BEGIN SELECTED PASSAGE

When no sinus opening is present a single transverse skin crease incision over the cyst is often adequate. The dissection extends down through the platysma, the sternocleidomastoid is retracted laterally and the mass is sharply dissected off the vital structures such as the internal jugular or the carotid. Although an external tract may not be present, internal tracts must be identified and followed and fully excised. Here one sees the mass relative to the SCM and the angle of the mandible and then the gross specimen after surgical excision. Second or third branchial anomalies with a sinus tract are excised using the stepladder approach. An elliptical transverse incision is made around the external opening of the skin. The dissection is then carried sharply along the tract, cephalic towards the cyst. Identification of the tract can be facilitated with either injection of Methylene blue or with a blunt metal probe. A second parallel stepladder incision is then made over the cyst and the tract brought through the incision and the dissection continued until complete excision is achieved. Great care must be taken to avoid injuring structures such as the vagus, hypoglossal, spinal accessory nerves as well as jugular and carotid vasculature.

First branchial cleft anomalies at the angle or in or around the parotid are removed with superficial parotid dissection identifying the tract and following its course. The facial nerve must be identified and preserved as the tract passes through the parotid where the tract may lie medial, lateral or between the branches of the facial nerve. The tract should be traced to the junction with the external auditory canal where elliptical incision at that orifice may be necessary. Complications include infection or damage to nearby structures such as any of the Cranial nerves VII through XII or large vascular structures such as the carotid or jugular. The recurrence rates vary from 3% in cases without any previous infection to or surgery to as high as 20% in cases where there is previous surgery. Recurrence rates are twice as likely in branchial sinuses as compared to cysts.

END SELECTED PASSAGE
BEGIN GIVEN RECORDS

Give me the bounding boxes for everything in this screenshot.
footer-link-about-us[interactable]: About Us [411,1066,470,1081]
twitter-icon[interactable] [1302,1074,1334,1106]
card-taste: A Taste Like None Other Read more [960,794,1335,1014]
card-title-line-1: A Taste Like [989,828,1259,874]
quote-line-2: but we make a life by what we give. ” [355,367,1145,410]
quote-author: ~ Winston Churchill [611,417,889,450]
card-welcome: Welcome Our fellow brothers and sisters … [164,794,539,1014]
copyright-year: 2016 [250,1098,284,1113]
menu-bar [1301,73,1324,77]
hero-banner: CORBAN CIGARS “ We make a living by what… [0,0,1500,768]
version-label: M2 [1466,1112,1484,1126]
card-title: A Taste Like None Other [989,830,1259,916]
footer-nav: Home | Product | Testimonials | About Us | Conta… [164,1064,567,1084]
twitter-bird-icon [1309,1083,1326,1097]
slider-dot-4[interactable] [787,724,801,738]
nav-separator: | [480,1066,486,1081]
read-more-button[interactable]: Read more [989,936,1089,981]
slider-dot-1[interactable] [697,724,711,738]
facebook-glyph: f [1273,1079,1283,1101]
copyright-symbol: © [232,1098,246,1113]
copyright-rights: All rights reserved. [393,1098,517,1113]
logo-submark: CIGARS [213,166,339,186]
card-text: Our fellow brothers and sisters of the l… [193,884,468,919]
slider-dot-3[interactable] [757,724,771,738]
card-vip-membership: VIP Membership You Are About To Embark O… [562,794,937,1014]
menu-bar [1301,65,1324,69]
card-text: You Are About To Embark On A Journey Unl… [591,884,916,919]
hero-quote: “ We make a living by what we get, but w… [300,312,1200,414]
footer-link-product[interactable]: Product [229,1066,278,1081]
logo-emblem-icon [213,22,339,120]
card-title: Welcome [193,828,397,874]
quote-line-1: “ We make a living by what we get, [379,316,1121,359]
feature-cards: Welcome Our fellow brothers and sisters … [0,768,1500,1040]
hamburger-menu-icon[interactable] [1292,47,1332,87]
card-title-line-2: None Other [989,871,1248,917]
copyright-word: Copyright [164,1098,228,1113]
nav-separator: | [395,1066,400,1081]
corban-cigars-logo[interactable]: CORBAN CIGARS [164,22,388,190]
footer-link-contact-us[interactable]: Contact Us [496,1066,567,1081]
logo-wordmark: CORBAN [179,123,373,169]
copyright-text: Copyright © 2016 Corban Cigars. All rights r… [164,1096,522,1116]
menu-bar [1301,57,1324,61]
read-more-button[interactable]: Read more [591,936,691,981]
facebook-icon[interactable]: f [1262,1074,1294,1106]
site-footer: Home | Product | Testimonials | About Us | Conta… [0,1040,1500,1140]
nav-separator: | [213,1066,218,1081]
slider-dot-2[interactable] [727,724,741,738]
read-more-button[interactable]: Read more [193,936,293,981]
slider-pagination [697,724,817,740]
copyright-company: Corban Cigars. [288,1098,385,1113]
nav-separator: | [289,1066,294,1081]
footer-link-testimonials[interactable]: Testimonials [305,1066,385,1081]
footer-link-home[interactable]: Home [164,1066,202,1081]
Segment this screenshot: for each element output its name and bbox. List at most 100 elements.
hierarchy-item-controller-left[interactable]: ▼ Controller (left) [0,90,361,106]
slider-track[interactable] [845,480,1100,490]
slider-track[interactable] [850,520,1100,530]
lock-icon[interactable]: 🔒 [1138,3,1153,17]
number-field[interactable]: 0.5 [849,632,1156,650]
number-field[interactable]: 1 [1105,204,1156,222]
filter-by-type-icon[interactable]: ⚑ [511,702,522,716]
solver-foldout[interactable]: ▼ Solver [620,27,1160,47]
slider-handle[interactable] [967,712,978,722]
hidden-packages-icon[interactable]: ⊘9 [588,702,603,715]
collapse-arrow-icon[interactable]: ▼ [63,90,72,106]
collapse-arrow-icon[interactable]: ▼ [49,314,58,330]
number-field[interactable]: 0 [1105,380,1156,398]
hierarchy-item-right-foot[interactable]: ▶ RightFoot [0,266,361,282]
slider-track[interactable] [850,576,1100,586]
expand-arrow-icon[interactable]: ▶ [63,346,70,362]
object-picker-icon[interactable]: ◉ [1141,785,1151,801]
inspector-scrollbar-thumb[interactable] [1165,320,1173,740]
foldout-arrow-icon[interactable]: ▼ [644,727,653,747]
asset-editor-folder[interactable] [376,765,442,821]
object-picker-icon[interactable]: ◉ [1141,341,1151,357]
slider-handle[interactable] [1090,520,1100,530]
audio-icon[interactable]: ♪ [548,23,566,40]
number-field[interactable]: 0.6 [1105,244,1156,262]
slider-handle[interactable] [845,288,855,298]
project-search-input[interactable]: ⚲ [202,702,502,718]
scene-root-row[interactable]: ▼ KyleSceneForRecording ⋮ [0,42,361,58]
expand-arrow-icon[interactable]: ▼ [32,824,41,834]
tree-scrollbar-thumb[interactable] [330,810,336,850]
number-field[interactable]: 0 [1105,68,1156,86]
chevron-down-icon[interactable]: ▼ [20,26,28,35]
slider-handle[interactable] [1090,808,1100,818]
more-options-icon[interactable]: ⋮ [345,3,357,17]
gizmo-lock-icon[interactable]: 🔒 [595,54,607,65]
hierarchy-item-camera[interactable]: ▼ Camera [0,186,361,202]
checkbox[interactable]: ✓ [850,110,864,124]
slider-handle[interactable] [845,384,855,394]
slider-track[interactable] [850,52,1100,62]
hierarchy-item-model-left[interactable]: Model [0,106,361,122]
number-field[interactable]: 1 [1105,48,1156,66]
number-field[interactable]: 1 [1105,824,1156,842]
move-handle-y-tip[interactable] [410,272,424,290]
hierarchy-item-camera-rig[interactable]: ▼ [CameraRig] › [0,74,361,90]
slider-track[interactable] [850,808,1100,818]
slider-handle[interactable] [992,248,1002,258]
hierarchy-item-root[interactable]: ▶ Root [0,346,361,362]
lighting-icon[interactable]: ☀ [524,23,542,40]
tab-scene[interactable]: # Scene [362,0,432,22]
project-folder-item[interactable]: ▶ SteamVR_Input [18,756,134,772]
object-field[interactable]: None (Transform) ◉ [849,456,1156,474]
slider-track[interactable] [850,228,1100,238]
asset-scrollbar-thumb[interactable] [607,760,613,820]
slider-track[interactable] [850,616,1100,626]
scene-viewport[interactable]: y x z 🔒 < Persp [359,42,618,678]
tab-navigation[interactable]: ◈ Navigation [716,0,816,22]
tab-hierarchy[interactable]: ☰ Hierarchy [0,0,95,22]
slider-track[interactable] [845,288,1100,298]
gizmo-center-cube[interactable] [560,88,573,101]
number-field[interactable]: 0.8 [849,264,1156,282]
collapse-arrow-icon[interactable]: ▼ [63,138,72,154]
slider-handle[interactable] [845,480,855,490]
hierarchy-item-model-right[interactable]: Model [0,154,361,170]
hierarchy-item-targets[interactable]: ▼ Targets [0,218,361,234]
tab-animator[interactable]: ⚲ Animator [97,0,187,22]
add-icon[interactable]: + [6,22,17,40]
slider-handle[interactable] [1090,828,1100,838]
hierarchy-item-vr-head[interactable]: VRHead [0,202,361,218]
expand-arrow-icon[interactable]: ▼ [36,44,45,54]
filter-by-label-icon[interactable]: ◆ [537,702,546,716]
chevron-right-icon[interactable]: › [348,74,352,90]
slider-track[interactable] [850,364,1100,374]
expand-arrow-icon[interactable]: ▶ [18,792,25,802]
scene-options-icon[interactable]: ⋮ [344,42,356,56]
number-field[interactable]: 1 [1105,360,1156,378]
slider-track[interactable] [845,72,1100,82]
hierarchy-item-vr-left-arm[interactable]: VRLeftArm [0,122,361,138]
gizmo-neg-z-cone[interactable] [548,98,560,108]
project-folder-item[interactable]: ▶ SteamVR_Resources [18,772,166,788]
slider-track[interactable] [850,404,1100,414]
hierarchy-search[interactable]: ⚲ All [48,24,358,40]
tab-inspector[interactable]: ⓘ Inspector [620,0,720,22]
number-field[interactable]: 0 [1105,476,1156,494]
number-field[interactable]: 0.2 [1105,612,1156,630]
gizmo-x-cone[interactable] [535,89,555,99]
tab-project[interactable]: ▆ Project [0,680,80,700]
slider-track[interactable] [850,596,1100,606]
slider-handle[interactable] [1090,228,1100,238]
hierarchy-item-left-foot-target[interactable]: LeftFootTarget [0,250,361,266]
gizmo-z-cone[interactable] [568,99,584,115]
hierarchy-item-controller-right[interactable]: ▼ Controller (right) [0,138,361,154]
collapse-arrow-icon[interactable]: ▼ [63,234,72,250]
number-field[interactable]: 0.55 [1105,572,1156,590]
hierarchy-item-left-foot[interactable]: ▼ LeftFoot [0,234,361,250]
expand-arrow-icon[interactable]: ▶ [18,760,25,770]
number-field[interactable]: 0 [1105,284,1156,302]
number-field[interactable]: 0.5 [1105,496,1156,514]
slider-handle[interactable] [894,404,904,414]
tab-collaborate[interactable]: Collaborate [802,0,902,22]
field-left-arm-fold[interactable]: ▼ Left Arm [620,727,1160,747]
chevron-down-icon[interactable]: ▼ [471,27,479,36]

END GIVEN RECORDS

> [REQUIRED ACTIONS]:
1. In the passage on branchial anomaly surgery, render the sentence "An elliptical transverse incision is made around the external opening of the skin." into Spanish.
2. Reproduce the passage on branchial anomaly surgery between "First branchial cleft" and "compared to cysts.", inclusive.

> [TASK RESPONSES]:
1. Se realiza una incisión transversal elíptica alrededor de la abertura externa de la piel.

2.
First branchial cleft anomalies at the angle or in or around the parotid are removed with superficial parotid dissection identifying the tract and following its course. The facial nerve must be identified and preserved as the tract passes through the parotid where the tract may lie medial, lateral or between the branches of the facial nerve. The tract should be traced to the junction with the external auditory canal where elliptical incision at that orifice may be necessary. Complications include infection or damage to nearby structures such as any of the Cranial nerves VII through XII or large vascular structures such as the carotid or jugular. The recurrence rates vary from 3% in cases without any previous infection to or surgery to as high as 20% in cases where there is previous surgery. Recurrence rates are twice as likely in branchial sinuses as compared to cysts.